TASK DESCRIPTION
Can you quote the records below in full, word for word?

INPUT RECORDS
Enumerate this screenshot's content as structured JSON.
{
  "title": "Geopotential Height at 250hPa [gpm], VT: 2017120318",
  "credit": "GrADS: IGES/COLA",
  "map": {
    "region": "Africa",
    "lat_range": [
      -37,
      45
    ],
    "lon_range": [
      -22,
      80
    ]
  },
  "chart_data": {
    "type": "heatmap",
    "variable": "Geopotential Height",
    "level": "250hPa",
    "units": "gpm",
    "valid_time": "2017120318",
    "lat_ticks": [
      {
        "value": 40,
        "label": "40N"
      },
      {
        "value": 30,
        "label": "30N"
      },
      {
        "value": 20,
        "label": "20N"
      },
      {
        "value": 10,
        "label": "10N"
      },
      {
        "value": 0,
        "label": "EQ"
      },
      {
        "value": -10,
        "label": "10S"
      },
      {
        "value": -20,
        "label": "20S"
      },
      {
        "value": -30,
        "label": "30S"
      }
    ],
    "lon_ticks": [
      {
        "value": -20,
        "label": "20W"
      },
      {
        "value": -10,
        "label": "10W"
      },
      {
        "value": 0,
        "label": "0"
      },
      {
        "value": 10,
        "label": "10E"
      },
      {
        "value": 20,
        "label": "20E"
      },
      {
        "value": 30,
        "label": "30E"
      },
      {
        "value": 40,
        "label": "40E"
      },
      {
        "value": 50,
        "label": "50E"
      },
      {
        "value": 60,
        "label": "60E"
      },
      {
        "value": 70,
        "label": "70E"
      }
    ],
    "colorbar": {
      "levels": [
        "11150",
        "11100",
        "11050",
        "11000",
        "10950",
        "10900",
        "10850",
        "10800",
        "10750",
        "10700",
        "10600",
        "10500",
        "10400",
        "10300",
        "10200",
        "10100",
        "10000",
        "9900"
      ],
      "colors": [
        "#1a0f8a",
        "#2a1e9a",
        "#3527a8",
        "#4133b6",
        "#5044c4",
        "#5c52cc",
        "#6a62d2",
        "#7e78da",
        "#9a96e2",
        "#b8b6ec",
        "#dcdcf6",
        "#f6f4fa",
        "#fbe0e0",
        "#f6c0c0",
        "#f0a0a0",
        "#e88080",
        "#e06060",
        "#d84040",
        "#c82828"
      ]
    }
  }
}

THE OUTPUT
Enumerate this screenshot's content as structured JSON.
{
  "title": "Geopotential Height at 250hPa [gpm], VT: 2017120318",
  "credit": "GrADS: IGES/COLA",
  "map": {
    "region": "Africa",
    "lat_range": [
      -37,
      45
    ],
    "lon_range": [
      -22,
      80
    ]
  },
  "chart_data": {
    "type": "heatmap",
    "variable": "Geopotential Height",
    "level": "250hPa",
    "units": "gpm",
    "valid_time": "2017120318",
    "lat_ticks": [
      {
        "value": 40,
        "label": "40N"
      },
      {
        "value": 30,
        "label": "30N"
      },
      {
        "value": 20,
        "label": "20N"
      },
      {
        "value": 10,
        "label": "10N"
      },
      {
        "value": 0,
        "label": "EQ"
      },
      {
        "value": -10,
        "label": "10S"
      },
      {
        "value": -20,
        "label": "20S"
      },
      {
        "value": -30,
        "label": "30S"
      }
    ],
    "lon_ticks": [
      {
        "value": -20,
        "label": "20W"
      },
      {
        "value": -10,
        "label": "10W"
      },
      {
        "value": 0,
        "label": "0"
      },
      {
        "value": 10,
        "label": "10E"
      },
      {
        "value": 20,
        "label": "20E"
      },
      {
        "value": 30,
        "label": "30E"
      },
      {
        "value": 40,
        "label": "40E"
      },
      {
        "value": 50,
        "label": "50E"
      },
      {
        "value": 60,
        "label": "60E"
      },
      {
        "value": 70,
        "label": "70E"
      }
    ],
    "colorbar": {
      "levels": [
        "11150",
        "11100",
        "11050",
        "11000",
        "10950",
        "10900",
        "10850",
        "10800",
        "10750",
        "10700",
        "10600",
        "10500",
        "10400",
        "10300",
        "10200",
        "10100",
        "10000",
        "9900"
      ],
      "colors": [
        "#1a0f8a",
        "#2a1e9a",
        "#3527a8",
        "#4133b6",
        "#5044c4",
        "#5c52cc",
        "#6a62d2",
        "#7e78da",
        "#9a96e2",
        "#b8b6ec",
        "#dcdcf6",
        "#f6f4fa",
        "#fbe0e0",
        "#f6c0c0",
        "#f0a0a0",
        "#e88080",
        "#e06060",
        "#d84040",
        "#c82828"
      ]
    }
  }
}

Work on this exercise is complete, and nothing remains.